**Exercise data:**
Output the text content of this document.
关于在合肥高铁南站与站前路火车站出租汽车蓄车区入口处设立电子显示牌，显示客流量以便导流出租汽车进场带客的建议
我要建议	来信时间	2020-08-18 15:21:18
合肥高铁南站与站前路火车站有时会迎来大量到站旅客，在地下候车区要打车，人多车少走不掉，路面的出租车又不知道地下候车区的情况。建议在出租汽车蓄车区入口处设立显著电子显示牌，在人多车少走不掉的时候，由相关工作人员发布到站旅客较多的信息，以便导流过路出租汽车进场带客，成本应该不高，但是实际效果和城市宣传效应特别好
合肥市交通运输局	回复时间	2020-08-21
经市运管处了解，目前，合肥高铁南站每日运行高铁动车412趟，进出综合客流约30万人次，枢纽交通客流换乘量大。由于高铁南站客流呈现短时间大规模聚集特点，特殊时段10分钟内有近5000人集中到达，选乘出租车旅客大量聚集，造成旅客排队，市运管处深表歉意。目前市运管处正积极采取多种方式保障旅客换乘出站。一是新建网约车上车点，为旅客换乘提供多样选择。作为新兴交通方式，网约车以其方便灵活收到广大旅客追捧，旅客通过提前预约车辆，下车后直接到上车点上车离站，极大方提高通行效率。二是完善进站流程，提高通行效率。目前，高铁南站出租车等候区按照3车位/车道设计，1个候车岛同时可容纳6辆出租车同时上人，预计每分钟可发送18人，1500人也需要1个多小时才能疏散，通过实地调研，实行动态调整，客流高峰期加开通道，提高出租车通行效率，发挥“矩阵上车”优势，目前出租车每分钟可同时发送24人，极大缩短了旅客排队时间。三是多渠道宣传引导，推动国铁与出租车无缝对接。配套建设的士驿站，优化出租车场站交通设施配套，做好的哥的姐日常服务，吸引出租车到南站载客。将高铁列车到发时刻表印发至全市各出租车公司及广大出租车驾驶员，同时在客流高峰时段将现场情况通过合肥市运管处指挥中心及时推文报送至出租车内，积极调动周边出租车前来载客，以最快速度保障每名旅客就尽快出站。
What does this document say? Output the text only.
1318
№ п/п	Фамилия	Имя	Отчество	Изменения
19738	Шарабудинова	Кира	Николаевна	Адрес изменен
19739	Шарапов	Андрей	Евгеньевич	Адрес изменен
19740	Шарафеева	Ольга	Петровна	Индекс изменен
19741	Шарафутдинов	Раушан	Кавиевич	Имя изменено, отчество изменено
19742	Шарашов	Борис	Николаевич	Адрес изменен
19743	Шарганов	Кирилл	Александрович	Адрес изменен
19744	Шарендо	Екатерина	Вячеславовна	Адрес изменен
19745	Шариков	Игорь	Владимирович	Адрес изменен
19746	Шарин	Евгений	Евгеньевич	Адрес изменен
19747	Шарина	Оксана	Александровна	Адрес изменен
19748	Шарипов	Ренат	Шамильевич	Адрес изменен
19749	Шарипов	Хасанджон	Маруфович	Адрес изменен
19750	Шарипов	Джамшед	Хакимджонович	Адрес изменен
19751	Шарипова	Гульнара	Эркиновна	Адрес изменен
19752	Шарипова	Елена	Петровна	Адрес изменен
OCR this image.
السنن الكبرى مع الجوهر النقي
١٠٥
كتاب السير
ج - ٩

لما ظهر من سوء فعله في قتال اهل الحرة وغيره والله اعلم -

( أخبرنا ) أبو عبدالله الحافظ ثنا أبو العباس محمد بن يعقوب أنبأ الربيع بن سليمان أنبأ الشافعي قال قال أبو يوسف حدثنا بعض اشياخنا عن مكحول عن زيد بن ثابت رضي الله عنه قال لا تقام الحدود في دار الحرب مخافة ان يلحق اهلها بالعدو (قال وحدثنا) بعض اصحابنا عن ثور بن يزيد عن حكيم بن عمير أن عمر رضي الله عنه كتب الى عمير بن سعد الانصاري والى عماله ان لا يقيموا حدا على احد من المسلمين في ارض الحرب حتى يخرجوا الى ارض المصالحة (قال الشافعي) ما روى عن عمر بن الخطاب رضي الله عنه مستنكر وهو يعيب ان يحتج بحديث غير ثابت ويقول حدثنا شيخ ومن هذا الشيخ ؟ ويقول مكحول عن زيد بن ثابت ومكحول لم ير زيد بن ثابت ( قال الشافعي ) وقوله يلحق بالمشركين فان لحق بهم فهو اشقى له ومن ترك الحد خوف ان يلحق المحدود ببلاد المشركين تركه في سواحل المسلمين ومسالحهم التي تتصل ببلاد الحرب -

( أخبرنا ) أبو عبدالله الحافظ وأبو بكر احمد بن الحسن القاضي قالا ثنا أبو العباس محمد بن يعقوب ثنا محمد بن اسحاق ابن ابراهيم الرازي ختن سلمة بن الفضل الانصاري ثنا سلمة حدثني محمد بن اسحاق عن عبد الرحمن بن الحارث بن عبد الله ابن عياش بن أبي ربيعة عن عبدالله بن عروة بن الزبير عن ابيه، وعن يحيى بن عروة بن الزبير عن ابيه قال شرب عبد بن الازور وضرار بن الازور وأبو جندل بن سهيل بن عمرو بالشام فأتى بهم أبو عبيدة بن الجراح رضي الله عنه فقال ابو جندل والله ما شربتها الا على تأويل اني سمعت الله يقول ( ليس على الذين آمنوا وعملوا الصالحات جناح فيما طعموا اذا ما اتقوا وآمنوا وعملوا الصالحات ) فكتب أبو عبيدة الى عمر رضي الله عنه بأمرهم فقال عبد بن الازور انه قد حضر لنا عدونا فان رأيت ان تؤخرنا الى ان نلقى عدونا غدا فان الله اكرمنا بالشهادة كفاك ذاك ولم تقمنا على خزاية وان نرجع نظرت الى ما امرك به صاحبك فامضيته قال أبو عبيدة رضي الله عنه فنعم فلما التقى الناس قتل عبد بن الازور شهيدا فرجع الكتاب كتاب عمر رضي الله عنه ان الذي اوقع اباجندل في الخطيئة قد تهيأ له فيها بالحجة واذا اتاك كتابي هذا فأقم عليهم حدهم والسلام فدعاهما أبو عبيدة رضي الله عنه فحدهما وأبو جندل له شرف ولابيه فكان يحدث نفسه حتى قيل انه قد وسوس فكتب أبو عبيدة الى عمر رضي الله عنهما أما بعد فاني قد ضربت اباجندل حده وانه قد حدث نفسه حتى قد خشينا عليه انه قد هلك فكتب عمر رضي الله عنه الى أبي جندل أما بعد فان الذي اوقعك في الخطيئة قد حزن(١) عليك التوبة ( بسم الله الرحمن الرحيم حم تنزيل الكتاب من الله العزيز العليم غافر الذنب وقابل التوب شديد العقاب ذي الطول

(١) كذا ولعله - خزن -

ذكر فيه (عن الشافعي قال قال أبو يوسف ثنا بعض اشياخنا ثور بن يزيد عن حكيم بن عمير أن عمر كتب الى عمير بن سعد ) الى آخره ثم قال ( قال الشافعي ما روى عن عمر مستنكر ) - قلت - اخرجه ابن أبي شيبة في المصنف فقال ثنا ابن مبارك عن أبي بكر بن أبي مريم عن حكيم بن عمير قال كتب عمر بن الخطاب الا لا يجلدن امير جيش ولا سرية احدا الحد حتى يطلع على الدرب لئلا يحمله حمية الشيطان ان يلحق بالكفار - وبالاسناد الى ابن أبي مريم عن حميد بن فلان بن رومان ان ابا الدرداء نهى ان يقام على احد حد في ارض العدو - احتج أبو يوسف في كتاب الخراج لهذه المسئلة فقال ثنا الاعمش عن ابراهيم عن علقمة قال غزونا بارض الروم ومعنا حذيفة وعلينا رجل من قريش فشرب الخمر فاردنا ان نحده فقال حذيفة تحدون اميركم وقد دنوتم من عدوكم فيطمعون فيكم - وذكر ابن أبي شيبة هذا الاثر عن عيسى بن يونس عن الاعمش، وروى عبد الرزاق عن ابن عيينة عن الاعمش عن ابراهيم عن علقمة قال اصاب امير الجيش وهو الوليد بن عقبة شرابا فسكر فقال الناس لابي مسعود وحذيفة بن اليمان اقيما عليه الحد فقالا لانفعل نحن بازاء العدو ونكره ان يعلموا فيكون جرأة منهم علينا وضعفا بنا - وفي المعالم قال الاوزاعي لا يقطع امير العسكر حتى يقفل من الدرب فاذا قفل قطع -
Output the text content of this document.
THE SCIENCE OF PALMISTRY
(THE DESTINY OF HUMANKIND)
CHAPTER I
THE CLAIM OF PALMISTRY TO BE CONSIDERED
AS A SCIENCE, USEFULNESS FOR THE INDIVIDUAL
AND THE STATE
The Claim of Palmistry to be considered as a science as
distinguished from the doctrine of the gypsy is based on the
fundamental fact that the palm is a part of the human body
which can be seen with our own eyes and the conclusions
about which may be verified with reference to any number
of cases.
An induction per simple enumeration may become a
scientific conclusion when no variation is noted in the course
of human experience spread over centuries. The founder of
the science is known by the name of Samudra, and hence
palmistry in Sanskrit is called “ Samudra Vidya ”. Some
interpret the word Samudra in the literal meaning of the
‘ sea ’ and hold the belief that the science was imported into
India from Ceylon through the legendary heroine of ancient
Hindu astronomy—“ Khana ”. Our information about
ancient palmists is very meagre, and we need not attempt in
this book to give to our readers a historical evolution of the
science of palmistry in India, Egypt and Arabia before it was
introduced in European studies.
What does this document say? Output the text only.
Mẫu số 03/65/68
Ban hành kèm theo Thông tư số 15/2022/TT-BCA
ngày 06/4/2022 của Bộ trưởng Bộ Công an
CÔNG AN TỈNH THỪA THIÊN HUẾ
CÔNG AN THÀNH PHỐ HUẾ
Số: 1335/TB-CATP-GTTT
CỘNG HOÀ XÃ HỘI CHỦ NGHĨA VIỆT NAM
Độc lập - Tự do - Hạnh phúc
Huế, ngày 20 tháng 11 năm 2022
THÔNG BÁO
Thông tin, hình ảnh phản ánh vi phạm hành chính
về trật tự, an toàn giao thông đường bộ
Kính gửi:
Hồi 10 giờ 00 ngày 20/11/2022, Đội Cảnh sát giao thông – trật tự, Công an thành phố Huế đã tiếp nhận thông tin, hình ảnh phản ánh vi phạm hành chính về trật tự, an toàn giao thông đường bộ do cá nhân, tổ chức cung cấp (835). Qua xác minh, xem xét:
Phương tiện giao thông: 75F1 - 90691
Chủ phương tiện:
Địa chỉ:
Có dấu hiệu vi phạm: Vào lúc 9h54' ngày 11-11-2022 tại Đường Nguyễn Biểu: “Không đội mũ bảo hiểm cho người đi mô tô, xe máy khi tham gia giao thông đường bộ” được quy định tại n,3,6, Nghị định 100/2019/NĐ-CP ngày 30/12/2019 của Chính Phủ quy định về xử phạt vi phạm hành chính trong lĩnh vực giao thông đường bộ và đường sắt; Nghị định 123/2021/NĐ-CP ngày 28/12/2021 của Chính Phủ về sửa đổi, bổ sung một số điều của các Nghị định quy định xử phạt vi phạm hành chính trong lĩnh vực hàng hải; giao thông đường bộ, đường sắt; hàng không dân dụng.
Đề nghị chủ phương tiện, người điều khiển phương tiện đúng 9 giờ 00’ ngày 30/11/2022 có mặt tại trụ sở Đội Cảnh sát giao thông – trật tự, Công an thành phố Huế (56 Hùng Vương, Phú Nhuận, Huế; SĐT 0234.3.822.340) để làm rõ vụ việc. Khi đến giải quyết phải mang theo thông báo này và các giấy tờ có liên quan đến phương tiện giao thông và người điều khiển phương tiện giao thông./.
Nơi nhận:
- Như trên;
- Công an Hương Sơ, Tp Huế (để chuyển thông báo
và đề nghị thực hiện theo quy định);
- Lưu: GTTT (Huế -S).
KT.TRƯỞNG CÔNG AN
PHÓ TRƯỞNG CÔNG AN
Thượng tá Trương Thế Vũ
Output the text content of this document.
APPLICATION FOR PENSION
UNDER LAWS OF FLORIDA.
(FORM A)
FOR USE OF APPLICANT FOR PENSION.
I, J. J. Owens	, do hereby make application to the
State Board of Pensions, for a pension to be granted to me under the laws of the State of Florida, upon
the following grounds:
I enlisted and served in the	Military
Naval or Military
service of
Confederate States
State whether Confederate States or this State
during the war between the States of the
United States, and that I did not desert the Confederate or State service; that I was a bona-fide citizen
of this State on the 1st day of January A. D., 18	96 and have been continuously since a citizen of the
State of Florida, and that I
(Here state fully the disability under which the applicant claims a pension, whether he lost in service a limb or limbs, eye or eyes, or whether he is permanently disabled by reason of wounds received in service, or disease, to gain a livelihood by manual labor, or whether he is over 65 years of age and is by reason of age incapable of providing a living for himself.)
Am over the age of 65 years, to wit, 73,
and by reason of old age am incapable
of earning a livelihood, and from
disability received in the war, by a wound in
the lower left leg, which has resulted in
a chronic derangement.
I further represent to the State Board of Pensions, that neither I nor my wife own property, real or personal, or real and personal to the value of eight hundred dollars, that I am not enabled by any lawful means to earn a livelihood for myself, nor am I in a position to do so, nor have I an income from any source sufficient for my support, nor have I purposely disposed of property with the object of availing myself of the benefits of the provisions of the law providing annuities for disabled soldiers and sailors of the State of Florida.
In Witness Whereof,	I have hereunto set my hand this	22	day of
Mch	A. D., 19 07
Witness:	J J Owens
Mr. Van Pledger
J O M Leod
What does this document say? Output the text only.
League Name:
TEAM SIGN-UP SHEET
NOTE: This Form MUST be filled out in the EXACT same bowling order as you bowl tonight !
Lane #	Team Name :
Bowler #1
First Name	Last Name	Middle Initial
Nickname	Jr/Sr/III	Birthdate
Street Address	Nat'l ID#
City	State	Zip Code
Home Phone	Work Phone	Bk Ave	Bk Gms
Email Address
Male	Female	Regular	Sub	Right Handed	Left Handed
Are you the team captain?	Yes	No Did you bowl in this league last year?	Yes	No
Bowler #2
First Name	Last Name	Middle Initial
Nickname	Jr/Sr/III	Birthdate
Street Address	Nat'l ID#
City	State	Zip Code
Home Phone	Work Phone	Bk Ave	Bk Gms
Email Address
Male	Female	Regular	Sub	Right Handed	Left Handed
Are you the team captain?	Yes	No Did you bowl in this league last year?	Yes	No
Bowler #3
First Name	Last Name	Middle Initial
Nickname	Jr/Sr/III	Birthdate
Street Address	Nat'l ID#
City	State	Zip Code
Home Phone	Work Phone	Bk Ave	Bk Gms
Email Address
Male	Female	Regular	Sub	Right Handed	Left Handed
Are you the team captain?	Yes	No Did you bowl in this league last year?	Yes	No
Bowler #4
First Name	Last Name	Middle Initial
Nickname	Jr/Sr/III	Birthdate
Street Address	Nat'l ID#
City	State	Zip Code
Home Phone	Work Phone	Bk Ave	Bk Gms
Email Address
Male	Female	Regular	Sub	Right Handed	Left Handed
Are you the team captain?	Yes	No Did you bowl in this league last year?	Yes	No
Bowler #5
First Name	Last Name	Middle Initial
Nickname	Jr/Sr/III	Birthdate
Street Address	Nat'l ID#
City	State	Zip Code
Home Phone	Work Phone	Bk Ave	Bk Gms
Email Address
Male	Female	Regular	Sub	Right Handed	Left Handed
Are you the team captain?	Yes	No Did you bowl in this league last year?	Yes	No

**Written instruction:** Look through the records and gather every line containing "hình".

**Correct output:**
Thông tin, hình ảnh phản ánh vi phạm hành chính
Hồi 10 giờ 00 ngày 20/11/2022, Đội Cảnh sát giao thông – trật tự, Công an thành phố Huế đã tiếp nhận thông tin, hình ảnh phản ánh vi phạm hành chính về trật tự, an toàn giao thông đường bộ do cá nhân, tổ chức cung cấp (835). Qua xác minh, xem xét:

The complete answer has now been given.